- PROMPT
Restate the records in their entirety, word for word.

- MATERIAL SUPPLIED
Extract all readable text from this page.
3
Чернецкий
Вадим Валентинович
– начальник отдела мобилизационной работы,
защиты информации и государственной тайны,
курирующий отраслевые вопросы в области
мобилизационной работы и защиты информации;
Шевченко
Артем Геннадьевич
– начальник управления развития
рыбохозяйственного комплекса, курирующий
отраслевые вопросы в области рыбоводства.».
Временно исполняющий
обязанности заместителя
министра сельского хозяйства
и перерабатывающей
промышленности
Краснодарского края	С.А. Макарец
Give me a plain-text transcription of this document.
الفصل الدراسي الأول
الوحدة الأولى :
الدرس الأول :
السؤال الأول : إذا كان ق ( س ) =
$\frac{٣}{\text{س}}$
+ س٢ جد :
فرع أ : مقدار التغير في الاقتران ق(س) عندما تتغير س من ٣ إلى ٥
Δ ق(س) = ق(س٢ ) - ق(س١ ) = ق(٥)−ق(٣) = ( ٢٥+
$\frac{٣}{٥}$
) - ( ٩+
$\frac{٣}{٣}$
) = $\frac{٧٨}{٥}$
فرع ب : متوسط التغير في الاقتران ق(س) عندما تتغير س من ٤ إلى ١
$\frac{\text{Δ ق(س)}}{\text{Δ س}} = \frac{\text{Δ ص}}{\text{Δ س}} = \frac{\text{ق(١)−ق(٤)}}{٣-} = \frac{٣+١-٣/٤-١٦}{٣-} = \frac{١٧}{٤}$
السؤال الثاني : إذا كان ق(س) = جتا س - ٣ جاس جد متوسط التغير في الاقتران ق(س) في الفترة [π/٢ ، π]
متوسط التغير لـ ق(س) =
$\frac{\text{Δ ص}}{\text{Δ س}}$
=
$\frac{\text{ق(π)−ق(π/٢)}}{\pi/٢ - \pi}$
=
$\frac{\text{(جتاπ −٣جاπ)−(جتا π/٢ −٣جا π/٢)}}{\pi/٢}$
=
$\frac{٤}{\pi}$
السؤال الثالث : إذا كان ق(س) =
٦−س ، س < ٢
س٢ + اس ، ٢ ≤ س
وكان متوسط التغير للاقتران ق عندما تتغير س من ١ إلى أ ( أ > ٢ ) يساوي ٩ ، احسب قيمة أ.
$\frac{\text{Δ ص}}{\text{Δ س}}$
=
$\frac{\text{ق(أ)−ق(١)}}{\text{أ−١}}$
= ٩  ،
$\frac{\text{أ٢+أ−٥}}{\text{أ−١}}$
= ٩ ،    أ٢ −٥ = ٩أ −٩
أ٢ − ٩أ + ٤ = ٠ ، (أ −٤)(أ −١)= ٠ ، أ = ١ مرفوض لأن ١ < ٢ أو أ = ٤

- THE ANSWER
Extract all readable text from this page.
3
Чернецкий
Вадим Валентинович
– начальник отдела мобилизационной работы,
защиты информации и государственной тайны,
курирующий отраслевые вопросы в области
мобилизационной работы и защиты информации;
Шевченко
Артем Геннадьевич
– начальник управления развития
рыбохозяйственного комплекса, курирующий
отраслевые вопросы в области рыбоводства.».
Временно исполняющий
обязанности заместителя
министра сельского хозяйства
и перерабатывающей
промышленности
Краснодарского края	С.А. Макарец
Give me a plain-text transcription of this document.
الفصل الدراسي الأول
الوحدة الأولى :
الدرس الأول :
السؤال الأول : إذا كان ق ( س ) =
$\frac{٣}{\text{س}}$
+ س٢ جد :
فرع أ : مقدار التغير في الاقتران ق(س) عندما تتغير س من ٣ إلى ٥
Δ ق(س) = ق(س٢ ) - ق(س١ ) = ق(٥)−ق(٣) = ( ٢٥+
$\frac{٣}{٥}$
) - ( ٩+
$\frac{٣}{٣}$
) = $\frac{٧٨}{٥}$
فرع ب : متوسط التغير في الاقتران ق(س) عندما تتغير س من ٤ إلى ١
$\frac{\text{Δ ق(س)}}{\text{Δ س}} = \frac{\text{Δ ص}}{\text{Δ س}} = \frac{\text{ق(١)−ق(٤)}}{٣-} = \frac{٣+١-٣/٤-١٦}{٣-} = \frac{١٧}{٤}$
السؤال الثاني : إذا كان ق(س) = جتا س - ٣ جاس جد متوسط التغير في الاقتران ق(س) في الفترة [π/٢ ، π]
متوسط التغير لـ ق(س) =
$\frac{\text{Δ ص}}{\text{Δ س}}$
=
$\frac{\text{ق(π)−ق(π/٢)}}{\pi/٢ - \pi}$
=
$\frac{\text{(جتاπ −٣جاπ)−(جتا π/٢ −٣جا π/٢)}}{\pi/٢}$
=
$\frac{٤}{\pi}$
السؤال الثالث : إذا كان ق(س) =
٦−س ، س < ٢
س٢ + اس ، ٢ ≤ س
وكان متوسط التغير للاقتران ق عندما تتغير س من ١ إلى أ ( أ > ٢ ) يساوي ٩ ، احسب قيمة أ.
$\frac{\text{Δ ص}}{\text{Δ س}}$
=
$\frac{\text{ق(أ)−ق(١)}}{\text{أ−١}}$
= ٩  ،
$\frac{\text{أ٢+أ−٥}}{\text{أ−١}}$
= ٩ ،    أ٢ −٥ = ٩أ −٩
أ٢ − ٩أ + ٤ = ٠ ، (أ −٤)(أ −١)= ٠ ، أ = ١ مرفوض لأن ١ < ٢ أو أ = ٤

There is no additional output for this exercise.